## [Challenge]
Select all lines holding the word "ffffff" from the entries that follow.

## [Exercise materials]
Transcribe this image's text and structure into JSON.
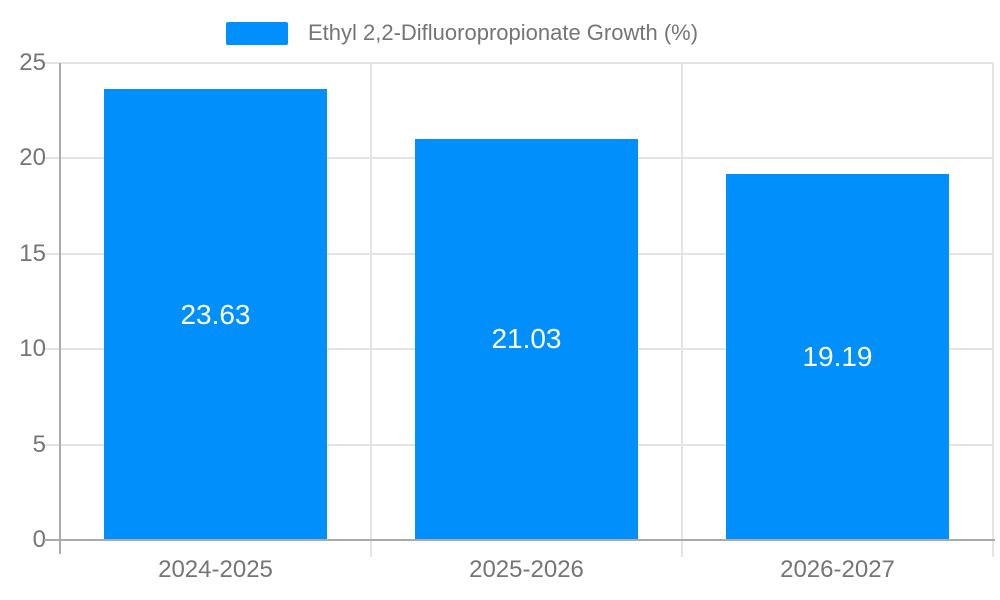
{
  "legend": {
    "label": "Ethyl 2,2-Difluoropropionate Growth (%)"
  },
  "chart_data": {
    "type": "bar",
    "categories": [
      "2024-2025",
      "2025-2026",
      "2026-2027"
    ],
    "series": [
      {
        "name": "Ethyl 2,2-Difluoropropionate Growth (%)",
        "values": [
          23.63,
          21.03,
          19.19
        ]
      }
    ],
    "data_labels": [
      "23.63",
      "21.03",
      "19.19"
    ],
    "title": "",
    "xlabel": "",
    "ylabel": "",
    "ylim": [
      0,
      25
    ],
    "yticks": [
      0,
      5,
      10,
      15,
      20,
      25
    ],
    "grid": true,
    "legend_position": "top",
    "legend_entries": [
      "Ethyl 2,2-Difluoropropionate Growth (%)"
    ]
  },
  "colors": {
    "bar": "#008FFB",
    "grid": "#e4e4e4",
    "axis": "#ababab",
    "tick_label": "#757575",
    "legend_text": "#757575",
    "data_label": "#ffffff",
    "background": "#ffffff"
  }
}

## [Task solution]
    "data_label": "#ffffff",
    "background": "#ffffff"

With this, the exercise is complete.